#### Given exercise:
Track down every line below that holds "TIFF" and copy it.

(Stored entries)
- - -

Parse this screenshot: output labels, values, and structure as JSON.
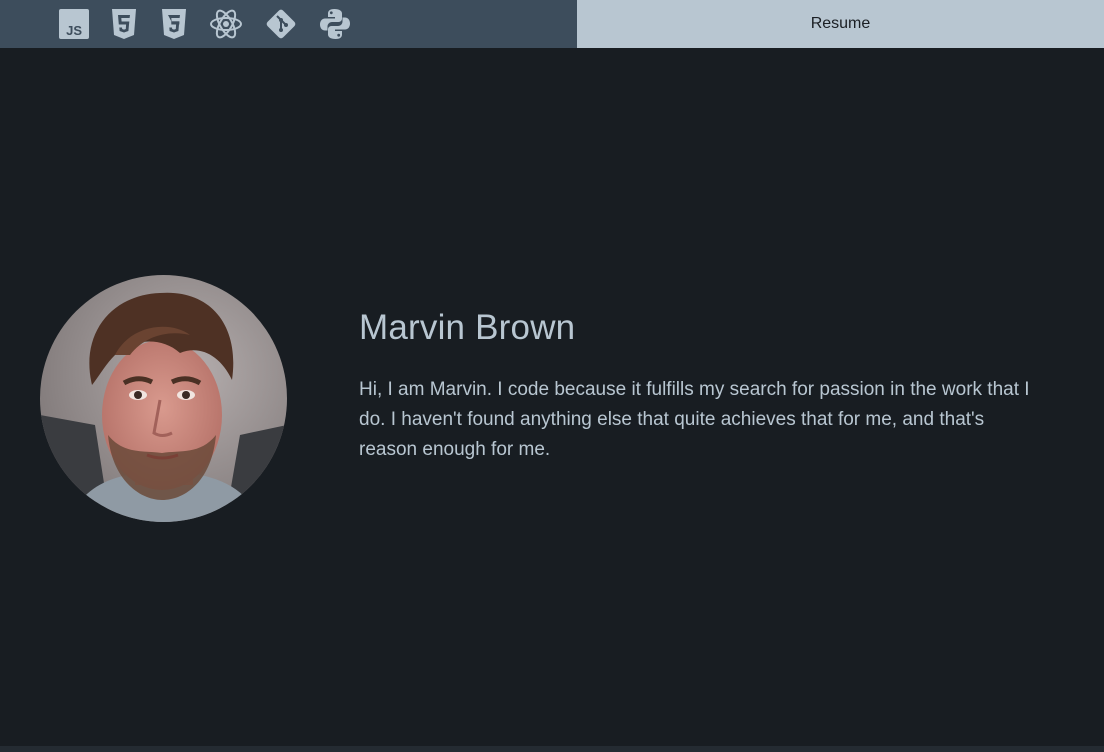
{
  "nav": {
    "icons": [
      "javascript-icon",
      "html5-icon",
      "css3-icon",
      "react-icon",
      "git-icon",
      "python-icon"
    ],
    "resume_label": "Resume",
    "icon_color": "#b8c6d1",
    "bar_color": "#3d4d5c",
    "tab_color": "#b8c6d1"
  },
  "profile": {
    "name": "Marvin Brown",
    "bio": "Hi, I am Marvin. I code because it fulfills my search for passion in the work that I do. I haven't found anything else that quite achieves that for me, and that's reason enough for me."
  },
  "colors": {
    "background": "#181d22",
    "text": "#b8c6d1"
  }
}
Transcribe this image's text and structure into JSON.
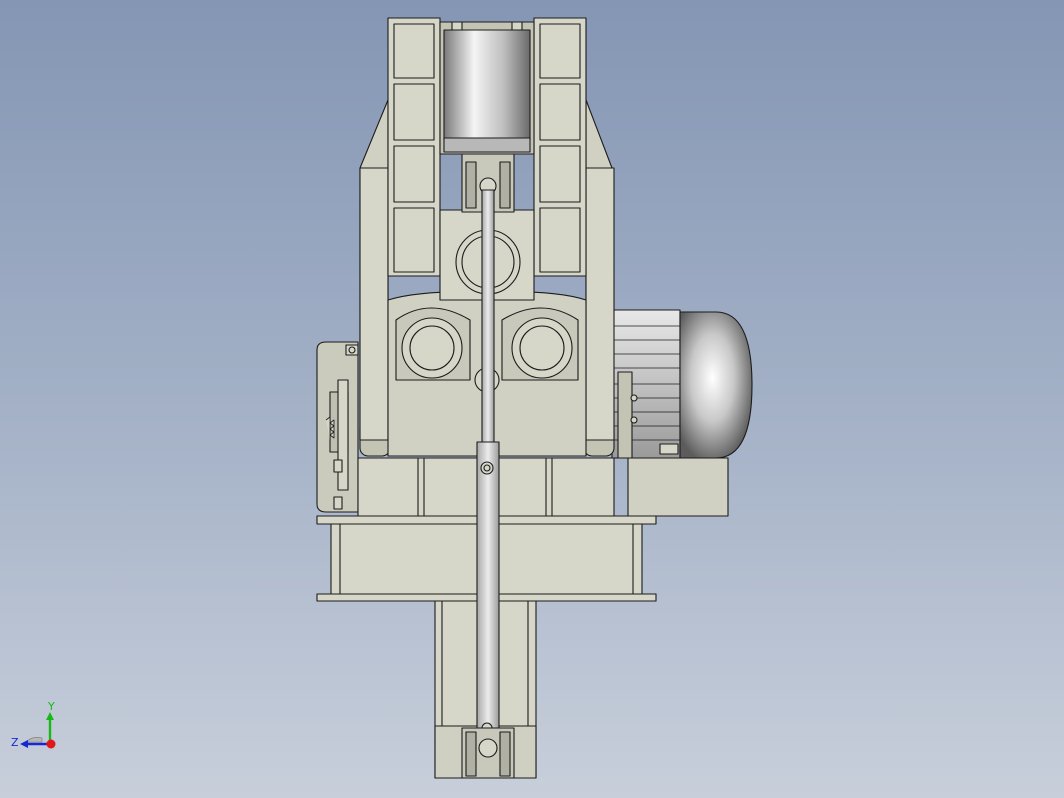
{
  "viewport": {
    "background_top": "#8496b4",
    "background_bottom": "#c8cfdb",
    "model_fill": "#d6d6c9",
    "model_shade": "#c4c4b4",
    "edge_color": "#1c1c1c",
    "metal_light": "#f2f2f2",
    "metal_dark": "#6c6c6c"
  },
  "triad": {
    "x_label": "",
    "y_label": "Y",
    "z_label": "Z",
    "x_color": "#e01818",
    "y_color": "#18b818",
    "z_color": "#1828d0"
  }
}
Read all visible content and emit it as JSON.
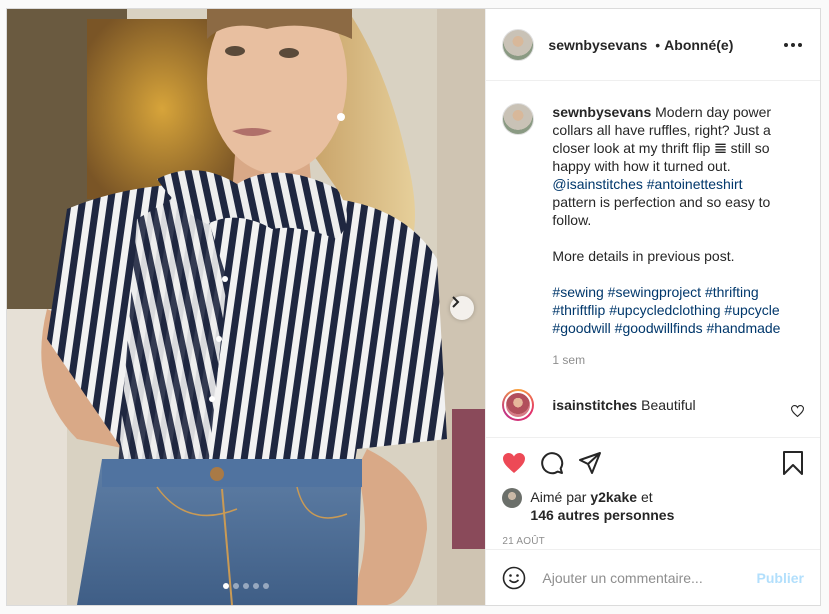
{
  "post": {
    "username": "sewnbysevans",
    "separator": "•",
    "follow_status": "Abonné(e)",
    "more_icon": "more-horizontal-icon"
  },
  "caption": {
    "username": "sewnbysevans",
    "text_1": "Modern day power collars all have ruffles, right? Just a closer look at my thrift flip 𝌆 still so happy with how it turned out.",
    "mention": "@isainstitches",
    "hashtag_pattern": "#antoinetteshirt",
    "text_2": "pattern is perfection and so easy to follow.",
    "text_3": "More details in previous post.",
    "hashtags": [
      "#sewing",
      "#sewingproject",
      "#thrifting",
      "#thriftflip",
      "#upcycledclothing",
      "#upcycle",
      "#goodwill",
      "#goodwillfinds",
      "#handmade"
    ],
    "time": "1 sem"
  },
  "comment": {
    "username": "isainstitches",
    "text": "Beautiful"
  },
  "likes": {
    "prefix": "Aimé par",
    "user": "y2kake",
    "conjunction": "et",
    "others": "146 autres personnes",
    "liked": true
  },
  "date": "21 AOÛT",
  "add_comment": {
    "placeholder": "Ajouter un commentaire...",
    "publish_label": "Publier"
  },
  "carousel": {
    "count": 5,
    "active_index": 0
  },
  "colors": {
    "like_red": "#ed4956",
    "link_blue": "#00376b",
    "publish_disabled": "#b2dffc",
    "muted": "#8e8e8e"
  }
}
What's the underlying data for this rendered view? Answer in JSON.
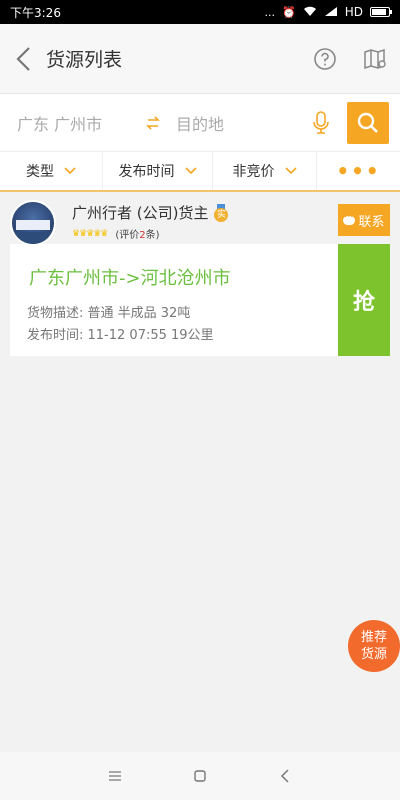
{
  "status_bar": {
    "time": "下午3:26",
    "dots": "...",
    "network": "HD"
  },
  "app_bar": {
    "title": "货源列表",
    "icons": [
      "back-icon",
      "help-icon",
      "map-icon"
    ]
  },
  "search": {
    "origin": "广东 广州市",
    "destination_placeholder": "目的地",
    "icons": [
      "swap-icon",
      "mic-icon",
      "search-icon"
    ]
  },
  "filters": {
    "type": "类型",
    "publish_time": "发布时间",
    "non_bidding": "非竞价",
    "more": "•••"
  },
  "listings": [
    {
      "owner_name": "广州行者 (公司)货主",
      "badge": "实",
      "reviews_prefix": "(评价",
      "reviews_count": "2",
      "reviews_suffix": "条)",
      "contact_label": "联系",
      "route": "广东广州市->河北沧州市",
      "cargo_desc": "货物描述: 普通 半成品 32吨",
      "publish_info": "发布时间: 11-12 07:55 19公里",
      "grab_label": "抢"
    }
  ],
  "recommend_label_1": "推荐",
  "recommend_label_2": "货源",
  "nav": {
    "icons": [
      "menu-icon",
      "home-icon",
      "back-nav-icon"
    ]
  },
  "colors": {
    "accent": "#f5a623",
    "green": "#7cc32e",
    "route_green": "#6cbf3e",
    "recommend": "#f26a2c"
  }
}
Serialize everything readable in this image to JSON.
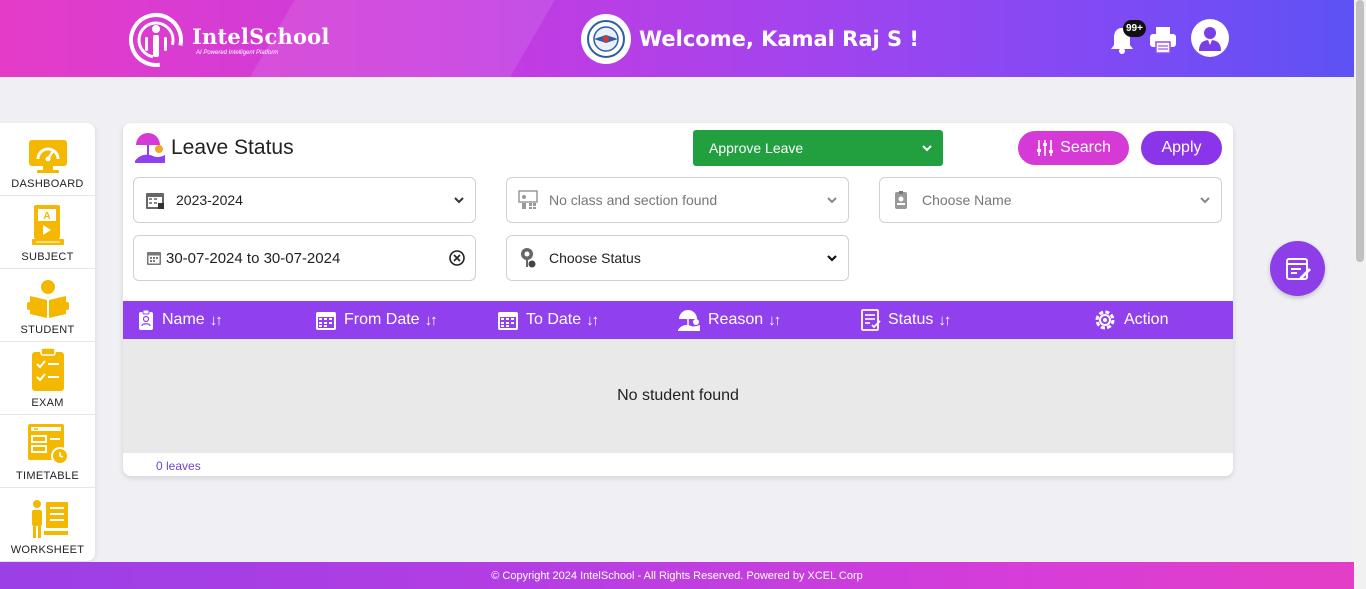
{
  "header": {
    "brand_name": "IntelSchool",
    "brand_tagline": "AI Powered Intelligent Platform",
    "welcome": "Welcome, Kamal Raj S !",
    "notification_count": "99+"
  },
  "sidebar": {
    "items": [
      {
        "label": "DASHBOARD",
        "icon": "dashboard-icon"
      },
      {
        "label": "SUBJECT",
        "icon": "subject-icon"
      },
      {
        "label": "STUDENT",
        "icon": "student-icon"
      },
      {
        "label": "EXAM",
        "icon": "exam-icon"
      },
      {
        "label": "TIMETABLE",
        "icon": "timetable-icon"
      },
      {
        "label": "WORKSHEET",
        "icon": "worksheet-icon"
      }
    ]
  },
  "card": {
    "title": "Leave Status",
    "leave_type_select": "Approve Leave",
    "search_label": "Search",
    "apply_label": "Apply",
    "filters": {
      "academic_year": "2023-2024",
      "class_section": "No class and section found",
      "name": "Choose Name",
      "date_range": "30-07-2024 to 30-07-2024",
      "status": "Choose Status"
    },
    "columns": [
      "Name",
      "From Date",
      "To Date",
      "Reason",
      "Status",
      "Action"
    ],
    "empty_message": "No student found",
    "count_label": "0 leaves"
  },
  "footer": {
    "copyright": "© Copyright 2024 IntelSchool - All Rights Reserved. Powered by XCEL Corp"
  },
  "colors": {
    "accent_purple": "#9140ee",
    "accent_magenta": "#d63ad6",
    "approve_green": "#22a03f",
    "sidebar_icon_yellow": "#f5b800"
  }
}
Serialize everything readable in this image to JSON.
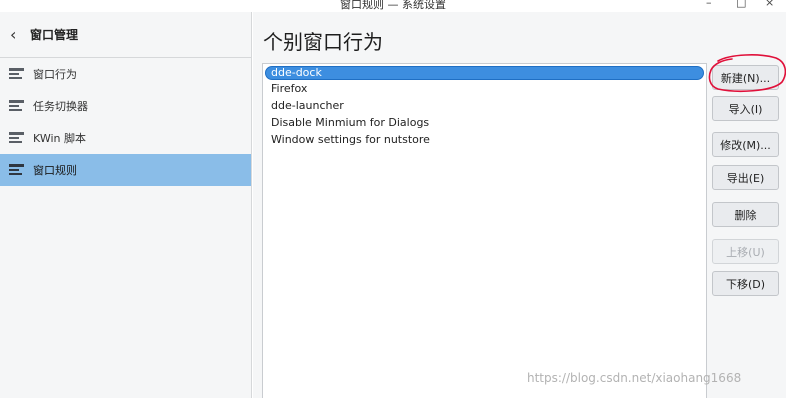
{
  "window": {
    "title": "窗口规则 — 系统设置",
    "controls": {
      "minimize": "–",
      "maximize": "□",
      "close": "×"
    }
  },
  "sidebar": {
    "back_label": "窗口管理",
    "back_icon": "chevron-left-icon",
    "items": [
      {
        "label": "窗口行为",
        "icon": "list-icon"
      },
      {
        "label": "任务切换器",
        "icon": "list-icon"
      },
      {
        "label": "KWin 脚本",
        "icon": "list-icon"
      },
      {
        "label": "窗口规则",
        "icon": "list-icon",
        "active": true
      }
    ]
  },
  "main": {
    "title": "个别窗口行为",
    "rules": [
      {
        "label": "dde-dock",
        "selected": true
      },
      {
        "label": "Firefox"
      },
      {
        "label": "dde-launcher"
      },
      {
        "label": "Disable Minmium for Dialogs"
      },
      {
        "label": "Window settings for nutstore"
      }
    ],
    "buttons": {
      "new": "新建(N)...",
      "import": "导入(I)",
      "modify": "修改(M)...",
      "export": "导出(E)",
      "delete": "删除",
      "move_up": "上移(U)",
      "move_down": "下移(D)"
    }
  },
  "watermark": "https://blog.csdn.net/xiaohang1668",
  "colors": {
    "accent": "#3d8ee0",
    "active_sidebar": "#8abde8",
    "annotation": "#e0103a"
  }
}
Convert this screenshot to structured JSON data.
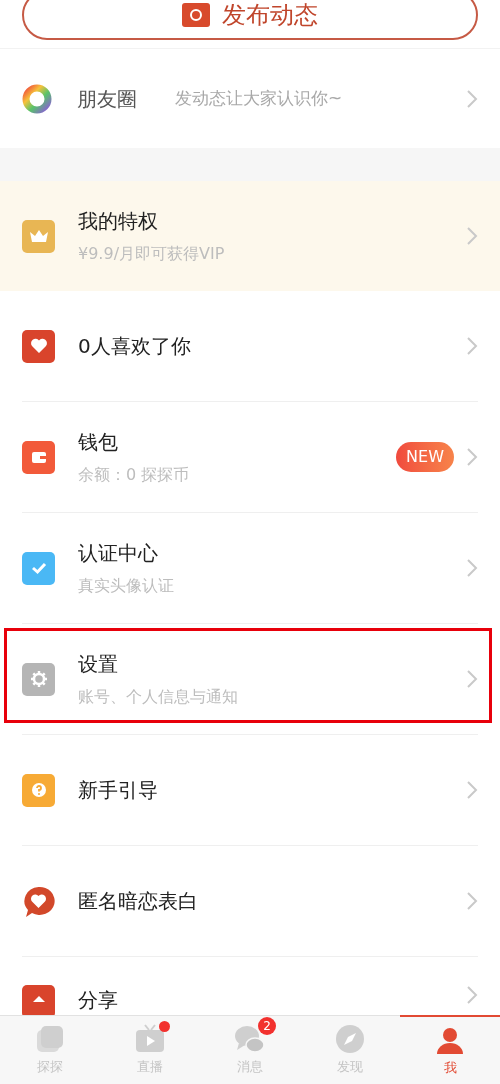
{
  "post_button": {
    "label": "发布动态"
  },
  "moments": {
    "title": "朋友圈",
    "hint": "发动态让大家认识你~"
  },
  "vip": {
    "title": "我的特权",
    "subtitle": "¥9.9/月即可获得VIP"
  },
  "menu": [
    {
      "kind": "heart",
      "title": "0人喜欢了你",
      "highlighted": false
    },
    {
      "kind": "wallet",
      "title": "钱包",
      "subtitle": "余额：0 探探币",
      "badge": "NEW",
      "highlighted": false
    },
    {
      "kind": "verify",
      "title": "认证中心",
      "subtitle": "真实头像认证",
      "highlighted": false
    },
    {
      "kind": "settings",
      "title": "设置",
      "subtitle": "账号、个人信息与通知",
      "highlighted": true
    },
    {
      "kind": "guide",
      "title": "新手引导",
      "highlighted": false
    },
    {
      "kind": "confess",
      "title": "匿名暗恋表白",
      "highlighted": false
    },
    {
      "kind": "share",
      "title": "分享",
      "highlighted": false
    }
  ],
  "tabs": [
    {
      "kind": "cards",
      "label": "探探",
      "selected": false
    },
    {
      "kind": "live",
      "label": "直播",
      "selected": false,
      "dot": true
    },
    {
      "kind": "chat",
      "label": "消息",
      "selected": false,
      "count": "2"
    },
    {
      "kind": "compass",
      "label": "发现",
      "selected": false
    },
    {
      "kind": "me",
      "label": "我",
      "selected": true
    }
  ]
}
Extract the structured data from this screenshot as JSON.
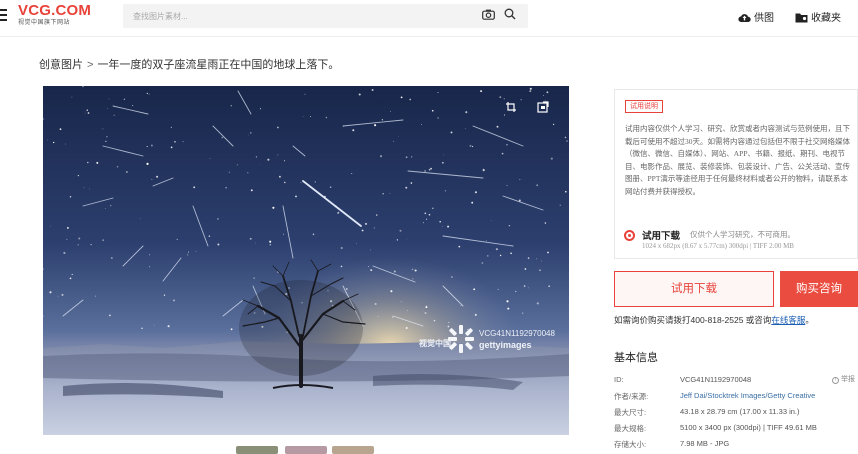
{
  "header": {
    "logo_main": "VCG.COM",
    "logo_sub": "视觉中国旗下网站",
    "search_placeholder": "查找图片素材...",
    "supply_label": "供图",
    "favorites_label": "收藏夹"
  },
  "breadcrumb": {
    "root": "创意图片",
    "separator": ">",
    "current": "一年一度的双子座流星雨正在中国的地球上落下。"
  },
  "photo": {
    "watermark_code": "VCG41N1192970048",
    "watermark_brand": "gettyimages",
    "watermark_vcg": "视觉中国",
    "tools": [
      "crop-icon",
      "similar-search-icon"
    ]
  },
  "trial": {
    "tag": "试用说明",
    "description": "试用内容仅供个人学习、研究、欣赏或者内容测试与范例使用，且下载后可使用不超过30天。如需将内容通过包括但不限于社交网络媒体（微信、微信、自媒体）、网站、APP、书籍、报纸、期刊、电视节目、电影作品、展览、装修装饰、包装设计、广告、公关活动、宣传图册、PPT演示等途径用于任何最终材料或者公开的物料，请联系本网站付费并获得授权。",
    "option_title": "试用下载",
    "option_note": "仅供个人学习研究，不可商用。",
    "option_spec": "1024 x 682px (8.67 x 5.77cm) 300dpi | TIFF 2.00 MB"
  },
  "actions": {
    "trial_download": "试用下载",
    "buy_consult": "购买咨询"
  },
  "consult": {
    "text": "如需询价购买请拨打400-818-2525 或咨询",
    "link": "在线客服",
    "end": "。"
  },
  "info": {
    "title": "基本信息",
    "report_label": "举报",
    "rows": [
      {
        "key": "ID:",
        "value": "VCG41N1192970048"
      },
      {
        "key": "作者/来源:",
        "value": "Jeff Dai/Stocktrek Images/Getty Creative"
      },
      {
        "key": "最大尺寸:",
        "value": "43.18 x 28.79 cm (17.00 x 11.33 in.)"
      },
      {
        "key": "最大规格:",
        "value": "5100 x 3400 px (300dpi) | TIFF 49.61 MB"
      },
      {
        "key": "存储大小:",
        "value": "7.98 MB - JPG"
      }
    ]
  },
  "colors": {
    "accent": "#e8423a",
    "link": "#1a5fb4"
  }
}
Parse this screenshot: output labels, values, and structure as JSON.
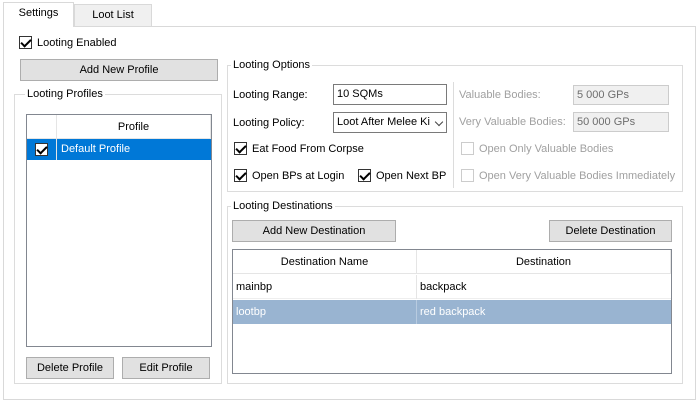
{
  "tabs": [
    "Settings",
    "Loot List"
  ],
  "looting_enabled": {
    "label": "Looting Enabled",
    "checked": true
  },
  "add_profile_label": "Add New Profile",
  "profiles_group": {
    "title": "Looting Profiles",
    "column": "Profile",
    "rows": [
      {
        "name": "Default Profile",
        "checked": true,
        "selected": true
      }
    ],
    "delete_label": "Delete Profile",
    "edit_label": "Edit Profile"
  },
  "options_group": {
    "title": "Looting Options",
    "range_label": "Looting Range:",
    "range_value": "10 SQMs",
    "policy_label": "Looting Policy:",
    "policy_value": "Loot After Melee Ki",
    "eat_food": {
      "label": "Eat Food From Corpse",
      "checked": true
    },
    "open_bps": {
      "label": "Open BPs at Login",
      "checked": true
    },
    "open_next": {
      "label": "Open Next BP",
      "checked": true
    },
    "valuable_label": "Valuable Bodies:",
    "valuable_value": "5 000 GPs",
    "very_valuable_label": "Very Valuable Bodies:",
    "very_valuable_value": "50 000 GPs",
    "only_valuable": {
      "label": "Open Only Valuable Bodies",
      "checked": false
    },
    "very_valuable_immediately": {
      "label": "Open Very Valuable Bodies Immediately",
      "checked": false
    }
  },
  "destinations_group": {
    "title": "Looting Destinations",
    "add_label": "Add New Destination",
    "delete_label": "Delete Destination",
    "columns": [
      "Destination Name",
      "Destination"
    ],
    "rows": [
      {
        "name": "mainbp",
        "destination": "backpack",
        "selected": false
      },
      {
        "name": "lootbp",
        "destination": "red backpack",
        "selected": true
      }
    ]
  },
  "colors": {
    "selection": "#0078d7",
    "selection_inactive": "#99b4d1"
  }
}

- - -

#### Written answer:
    "option_spec": "1024 x 682px (8.67 x 5.77cm) 300dpi | TIFF 2.00 MB"
        "value": "5100 x 3400 px (300dpi) | TIFF 49.61 MB"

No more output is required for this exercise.